## [WORK TO BE COMPLETED]
Collect every line below that contains the word "spray".

Start of PROVIDED MATERIAL

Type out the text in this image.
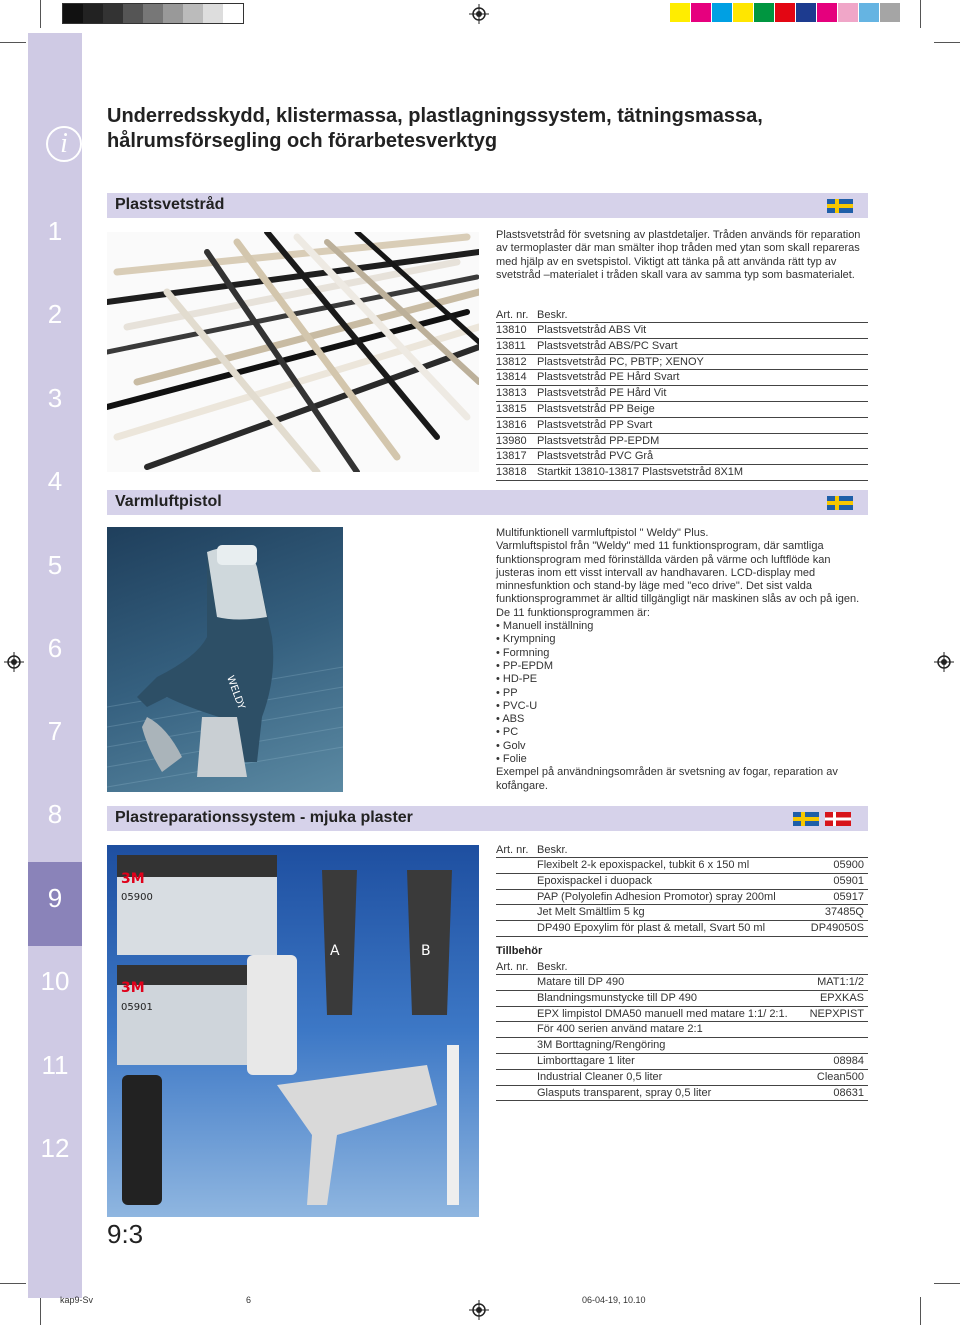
i
1
2
3
4
5
6
7
8
9
10
11
12
Underredsskydd, klistermassa, plastlagningssystem, tätningsmassa, hålrumsförsegling och förarbetesverktyg
Plastsvetstråd
Plastsvetstråd för svetsning av plastdetaljer. Tråden används för reparation av termoplaster där man smälter ihop tråden med ytan som skall repareras med hjälp av en svetspistol. Viktigt att tänka på att använda rätt typ av svetstråd –materialet i tråden skall vara av samma typ som basmaterialet.
Art. nr. Beskr.
13810 Plastsvetstråd ABS Vit
13811 Plastsvetstråd ABS/PC Svart
13812 Plastsvetstråd PC, PBTP; XENOY
13814 Plastsvetstråd PE Hård Svart
13813 Plastsvetstråd PE Hård Vit
13815 Plastsvetstråd PP Beige
13816 Plastsvetstråd PP Svart
13980 Plastsvetstråd PP-EPDM
13817 Plastsvetstråd PVC Grå
13818 Startkit 13810-13817 Plastsvetstråd 8X1M
Varmluftpistol
WELDY
Multifunktionell varmluftpistol " Weldy" Plus.
Varmluftspistol från "Weldy" med 11 funktionsprogram, där samtliga funktionsprogram med förinställda värden på värme och luftflöde kan justeras inom ett visst intervall av handhavaren. LCD-display med minnesfunktion och stand-by läge med "eco drive". Det sist valda funktionsprogrammet är alltid tillgängligt när maskinen slås av och på igen. De 11 funktionsprogrammen är:
• Manuell inställning
• Krympning
• Formning
• PP-EPDM
• HD-PE
• PP
• PVC-U
• ABS
• PC
• Golv
• Folie
Exempel på användningsområden är svetsning av fogar, reparation av kofångare.
Plastreparationssystem - mjuka plaster
3M
05900
3M
05901
A	B
Art. nr. Beskr.
Flexibelt 2-k epoxispackel, tubkit 6 x 150 ml	05900
Epoxispackel i duopack	05901
PAP (Polyolefin Adhesion Promotor) spray 200ml	05917
Jet Melt Smältlim 5 kg	37485Q
DP490 Epoxylim för plast & metall, Svart 50 ml	DP49050S
Tillbehör
Art. nr. Beskr.
Matare till DP 490	MAT1:1/2
Blandningsmunstycke till DP 490	EPXKAS
EPX limpistol DMA50 manuell med matare 1:1/ 2:1. NEPXPIST
För 400 serien använd matare 2:1
3M Borttagning/Rengöring
Limborttagare 1 liter	08984
Industrial Cleaner 0,5 liter	Clean500
Glasputs transparent, spray 0,5 liter	08631
9:3
kap9-Sv	6	06-04-19, 10.10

End of PROVIDED MATERIAL

## [WRITTEN ANSWER]
PAP (Polyolefin Adhesion Promotor) spray 200ml	05917
Glasputs transparent, spray 0,5 liter	08631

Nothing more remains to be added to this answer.